- [WRITTEN REQUEST]: Recast the material from the line with "no-value-label: 45 bbox=[226, 107, 246, 126]" up to and including the line with "bar-yes bbox=[450, 156, 500, 448]" as a JSON list of strings, one string per line, leaving out any blank lines.

#### DATA

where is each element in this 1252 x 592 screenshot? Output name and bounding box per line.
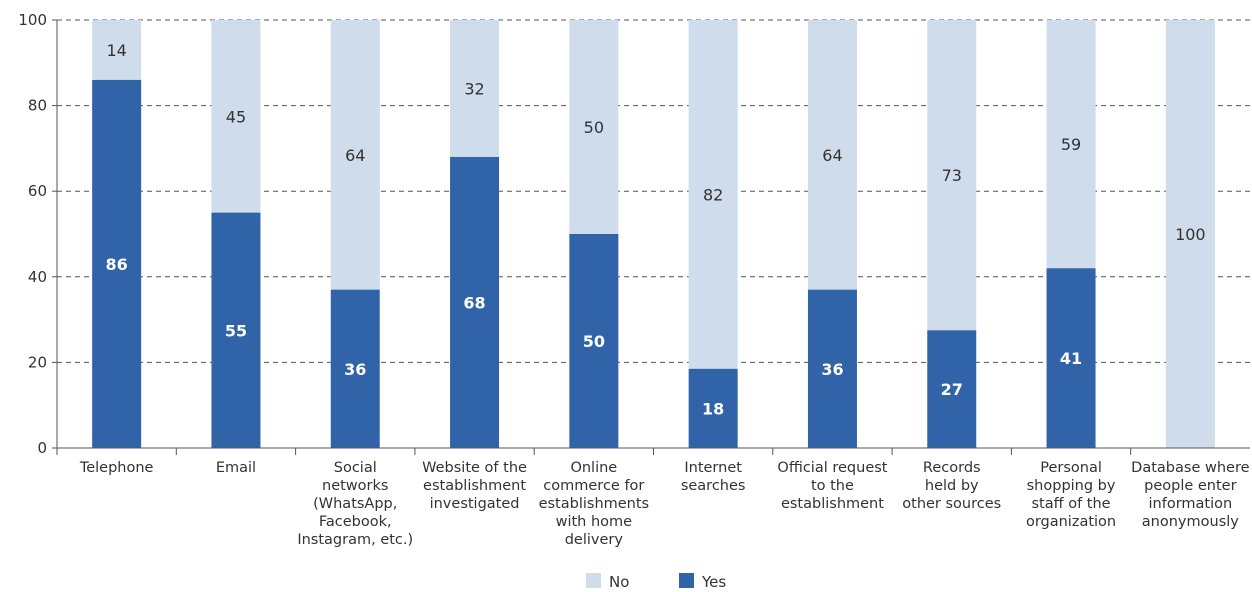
no-value-label: 45 bbox=[226, 107, 246, 126]
x-category-label: Official request bbox=[777, 460, 887, 476]
yes-value-label: 36 bbox=[821, 360, 843, 379]
no-value-label: 100 bbox=[1175, 225, 1206, 244]
bar-no bbox=[211, 20, 261, 213]
bar-no bbox=[927, 20, 977, 331]
x-category-label: Email bbox=[216, 460, 256, 476]
x-category-label: establishments bbox=[539, 496, 650, 512]
legend-label-no: No bbox=[609, 573, 629, 591]
x-category-label: investigated bbox=[430, 496, 520, 512]
x-category-label: Instagram, etc.) bbox=[297, 532, 413, 548]
x-category-label: staff of the bbox=[1031, 496, 1110, 512]
yes-value-label: 36 bbox=[344, 360, 366, 379]
x-category-label: with home bbox=[556, 514, 633, 530]
x-category-label: other sources bbox=[902, 496, 1001, 512]
legend: No Yes bbox=[586, 573, 726, 591]
yes-value-label: 27 bbox=[941, 380, 963, 399]
x-category-label: organization bbox=[1026, 514, 1116, 530]
bar-yes bbox=[92, 79, 142, 449]
no-value-label: 82 bbox=[703, 185, 723, 204]
no-value-label: 64 bbox=[822, 146, 842, 165]
bar-no bbox=[92, 20, 142, 80]
x-category-label: Online bbox=[570, 460, 617, 476]
x-category-label: networks bbox=[322, 478, 388, 494]
bar-yes bbox=[330, 289, 380, 448]
y-tick-label: 20 bbox=[28, 353, 47, 371]
bar-yes bbox=[927, 330, 977, 448]
y-tick-label: 0 bbox=[37, 439, 47, 457]
x-category-label: Records bbox=[923, 460, 981, 476]
yes-value-label: 18 bbox=[702, 399, 724, 418]
no-value-label: 73 bbox=[942, 166, 962, 185]
bar-yes bbox=[450, 156, 500, 448]
axes: 0 20 40 60 80 100 Telephone Email Social networks… bbox=[18, 11, 1250, 548]
x-category-label: Database where bbox=[1131, 460, 1249, 476]
bar-no bbox=[450, 20, 500, 157]
x-category-label: shopping by bbox=[1027, 478, 1116, 494]
bar-no bbox=[330, 20, 380, 290]
yes-value-label: 55 bbox=[225, 321, 247, 340]
y-tick-label: 40 bbox=[28, 268, 47, 286]
x-category-label: Website of the bbox=[422, 460, 527, 476]
bar-yes bbox=[688, 368, 738, 448]
x-category-label: establishment bbox=[781, 496, 884, 512]
yes-value-label: 86 bbox=[106, 255, 128, 274]
value-labels: 86 14 55 45 36 64 68 32 50 50 18 82 36 64 27 73 41 59 100 bbox=[106, 41, 1206, 418]
bar-yes bbox=[807, 289, 857, 448]
x-category-label: establishment bbox=[423, 478, 526, 494]
yes-value-label: 50 bbox=[583, 332, 605, 351]
bar-no bbox=[1165, 20, 1215, 448]
y-tick-label: 100 bbox=[18, 11, 47, 29]
x-category-label: Internet bbox=[684, 460, 742, 476]
y-tick-label: 60 bbox=[28, 182, 47, 200]
x-category-label: anonymously bbox=[1142, 514, 1239, 530]
bar-yes bbox=[569, 234, 619, 448]
x-category-label: held by bbox=[925, 478, 979, 494]
bar-no bbox=[807, 20, 857, 290]
no-value-label: 64 bbox=[345, 146, 365, 165]
x-category-label: Facebook, bbox=[319, 514, 392, 530]
bar-yes bbox=[1046, 268, 1096, 448]
x-category-label: information bbox=[1149, 496, 1233, 512]
no-value-label: 32 bbox=[464, 79, 484, 98]
no-value-label: 50 bbox=[584, 118, 604, 137]
x-category-label: to the bbox=[811, 478, 854, 494]
legend-swatch-yes bbox=[679, 573, 694, 588]
x-category-label: searches bbox=[681, 478, 746, 494]
legend-swatch-no bbox=[586, 573, 601, 588]
yes-value-label: 41 bbox=[1060, 349, 1082, 368]
bar-no bbox=[569, 20, 619, 234]
x-category-label: (WhatsApp, bbox=[313, 496, 397, 512]
no-value-label: 14 bbox=[106, 41, 126, 60]
bar-no bbox=[1046, 20, 1096, 269]
y-tick-label: 80 bbox=[28, 97, 47, 115]
x-category-label: delivery bbox=[565, 532, 624, 548]
x-category-label: Social bbox=[334, 460, 377, 476]
no-value-label: 59 bbox=[1061, 135, 1081, 154]
x-category-label: people enter bbox=[1144, 478, 1236, 494]
yes-value-label: 68 bbox=[463, 293, 485, 312]
x-category-label: Personal bbox=[1040, 460, 1102, 476]
bar-yes bbox=[211, 212, 261, 448]
bars bbox=[92, 20, 1215, 449]
legend-label-yes: Yes bbox=[701, 573, 726, 591]
bar-no bbox=[688, 20, 738, 369]
x-category-label: commerce for bbox=[543, 478, 644, 494]
x-category-label: Telephone bbox=[79, 460, 154, 476]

########

- [TASK RESPONSE]:
[
  "no-value-label: 45 bbox=[226, 107, 246, 126]",
  "x-category-label: Official request bbox=[777, 460, 887, 476]",
  "yes-value-label: 36 bbox=[821, 360, 843, 379]",
  "no-value-label: 100 bbox=[1175, 225, 1206, 244]",
  "bar-no bbox=[211, 20, 261, 213]",
  "bar-no bbox=[927, 20, 977, 331]",
  "x-category-label: Email bbox=[216, 460, 256, 476]",
  "x-category-label: establishments bbox=[539, 496, 650, 512]",
  "legend-label-no: No bbox=[609, 573, 629, 591]",
  "x-category-label: investigated bbox=[430, 496, 520, 512]",
  "x-category-label: Instagram, etc.) bbox=[297, 532, 413, 548]",
  "x-category-label: staff of the bbox=[1031, 496, 1110, 512]",
  "yes-value-label: 36 bbox=[344, 360, 366, 379]",
  "x-category-label: with home bbox=[556, 514, 633, 530]",
  "x-category-label: other sources bbox=[902, 496, 1001, 512]",
  "legend: No Yes bbox=[586, 573, 726, 591]",
  "yes-value-label: 27 bbox=[941, 380, 963, 399]",
  "x-category-label: organization bbox=[1026, 514, 1116, 530]",
  "bar-yes bbox=[92, 79, 142, 449]",
  "no-value-label: 82 bbox=[703, 185, 723, 204]",
  "no-value-label: 64 bbox=[822, 146, 842, 165]",
  "bar-no bbox=[92, 20, 142, 80]",
  "x-category-label: Online bbox=[570, 460, 617, 476]",
  "x-category-label: networks bbox=[322, 478, 388, 494]",
  "bar-yes bbox=[330, 289, 380, 448]",
  "y-tick-label: 20 bbox=[28, 353, 47, 371]",
  "bar-yes bbox=[927, 330, 977, 448]",
  "y-tick-label: 0 bbox=[37, 439, 47, 457]",
  "x-category-label: Records bbox=[923, 460, 981, 476]",
  "yes-value-label: 18 bbox=[702, 399, 724, 418]",
  "no-value-label: 73 bbox=[942, 166, 962, 185]",
  "bar-yes bbox=[450, 156, 500, 448]"
]